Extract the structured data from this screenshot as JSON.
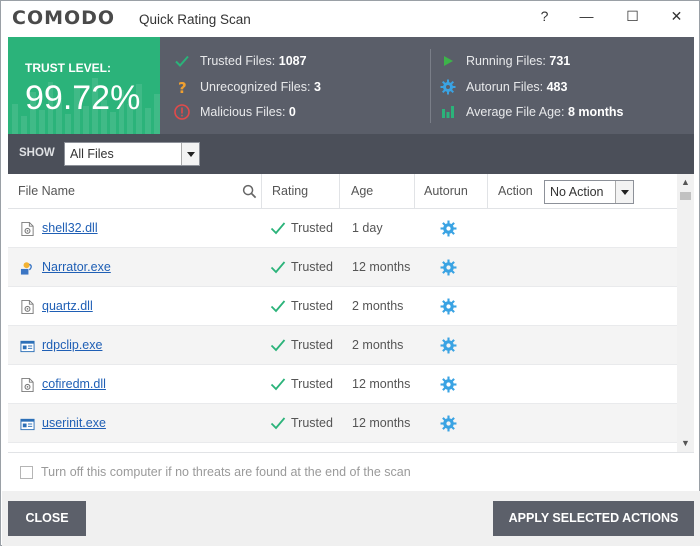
{
  "window": {
    "logo": "COMODO",
    "title": "Quick Rating Scan",
    "help": "?",
    "minimize": "—",
    "maximize": "☐",
    "close": "✕"
  },
  "summary": {
    "trust_label": "TRUST LEVEL:",
    "trust_value": "99.72%",
    "left_stats": [
      {
        "label": "Trusted Files:",
        "value": "1087",
        "icon": "checkmark-icon",
        "color": "#2bb37a"
      },
      {
        "label": "Unrecognized Files:",
        "value": "3",
        "icon": "question-icon",
        "color": "#f0a030"
      },
      {
        "label": "Malicious Files:",
        "value": "0",
        "icon": "alert-circle-icon",
        "color": "#e24a4a"
      }
    ],
    "right_stats": [
      {
        "label": "Running Files:",
        "value": "731",
        "icon": "play-icon",
        "color": "#3db34a"
      },
      {
        "label": "Autorun Files:",
        "value": "483",
        "icon": "gear-icon",
        "color": "#3aa3e3"
      },
      {
        "label": "Average File Age:",
        "value": "8 months",
        "icon": "bar-chart-icon",
        "color": "#2bb37a"
      }
    ]
  },
  "filter": {
    "show_label": "SHOW",
    "show_value": "All Files"
  },
  "table": {
    "headers": {
      "file_name": "File Name",
      "rating": "Rating",
      "age": "Age",
      "autorun": "Autorun",
      "action": "Action",
      "action_value": "No Action"
    },
    "rows": [
      {
        "name": "shell32.dll",
        "rating": "Trusted",
        "age": "1 day",
        "icon": "dll-file-icon"
      },
      {
        "name": "Narrator.exe",
        "rating": "Trusted",
        "age": "12 months",
        "icon": "narrator-app-icon"
      },
      {
        "name": "quartz.dll",
        "rating": "Trusted",
        "age": "2 months",
        "icon": "dll-file-icon"
      },
      {
        "name": "rdpclip.exe",
        "rating": "Trusted",
        "age": "2 months",
        "icon": "exe-window-icon"
      },
      {
        "name": "cofiredm.dll",
        "rating": "Trusted",
        "age": "12 months",
        "icon": "dll-file-icon"
      },
      {
        "name": "userinit.exe",
        "rating": "Trusted",
        "age": "12 months",
        "icon": "exe-window-icon"
      }
    ]
  },
  "shutdown_option": "Turn off this computer if no threats are found at the end of the scan",
  "footer": {
    "close_label": "CLOSE",
    "apply_label": "APPLY SELECTED ACTIONS"
  },
  "colors": {
    "trust_green": "#2bb37a",
    "header_gray": "#5a5e69",
    "filter_gray": "#4b4f59",
    "link_blue": "#1f5fb5",
    "button_gray": "#5c606a"
  }
}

::::

Copy the records above exactly, leaving out every picture.

Extract the structured data from this screenshot as JSON.
{
  "window": {
    "logo": "COMODO",
    "title": "Quick Rating Scan",
    "help": "?",
    "minimize": "—",
    "maximize": "☐",
    "close": "✕"
  },
  "summary": {
    "trust_label": "TRUST LEVEL:",
    "trust_value": "99.72%",
    "left_stats": [
      {
        "label": "Trusted Files:",
        "value": "1087",
        "icon": "checkmark-icon",
        "color": "#2bb37a"
      },
      {
        "label": "Unrecognized Files:",
        "value": "3",
        "icon": "question-icon",
        "color": "#f0a030"
      },
      {
        "label": "Malicious Files:",
        "value": "0",
        "icon": "alert-circle-icon",
        "color": "#e24a4a"
      }
    ],
    "right_stats": [
      {
        "label": "Running Files:",
        "value": "731",
        "icon": "play-icon",
        "color": "#3db34a"
      },
      {
        "label": "Autorun Files:",
        "value": "483",
        "icon": "gear-icon",
        "color": "#3aa3e3"
      },
      {
        "label": "Average File Age:",
        "value": "8 months",
        "icon": "bar-chart-icon",
        "color": "#2bb37a"
      }
    ]
  },
  "filter": {
    "show_label": "SHOW",
    "show_value": "All Files"
  },
  "table": {
    "headers": {
      "file_name": "File Name",
      "rating": "Rating",
      "age": "Age",
      "autorun": "Autorun",
      "action": "Action",
      "action_value": "No Action"
    },
    "rows": [
      {
        "name": "shell32.dll",
        "rating": "Trusted",
        "age": "1 day",
        "icon": "dll-file-icon"
      },
      {
        "name": "Narrator.exe",
        "rating": "Trusted",
        "age": "12 months",
        "icon": "narrator-app-icon"
      },
      {
        "name": "quartz.dll",
        "rating": "Trusted",
        "age": "2 months",
        "icon": "dll-file-icon"
      },
      {
        "name": "rdpclip.exe",
        "rating": "Trusted",
        "age": "2 months",
        "icon": "exe-window-icon"
      },
      {
        "name": "cofiredm.dll",
        "rating": "Trusted",
        "age": "12 months",
        "icon": "dll-file-icon"
      },
      {
        "name": "userinit.exe",
        "rating": "Trusted",
        "age": "12 months",
        "icon": "exe-window-icon"
      }
    ]
  },
  "shutdown_option": "Turn off this computer if no threats are found at the end of the scan",
  "footer": {
    "close_label": "CLOSE",
    "apply_label": "APPLY SELECTED ACTIONS"
  },
  "colors": {
    "trust_green": "#2bb37a",
    "header_gray": "#5a5e69",
    "filter_gray": "#4b4f59",
    "link_blue": "#1f5fb5",
    "button_gray": "#5c606a"
  }
}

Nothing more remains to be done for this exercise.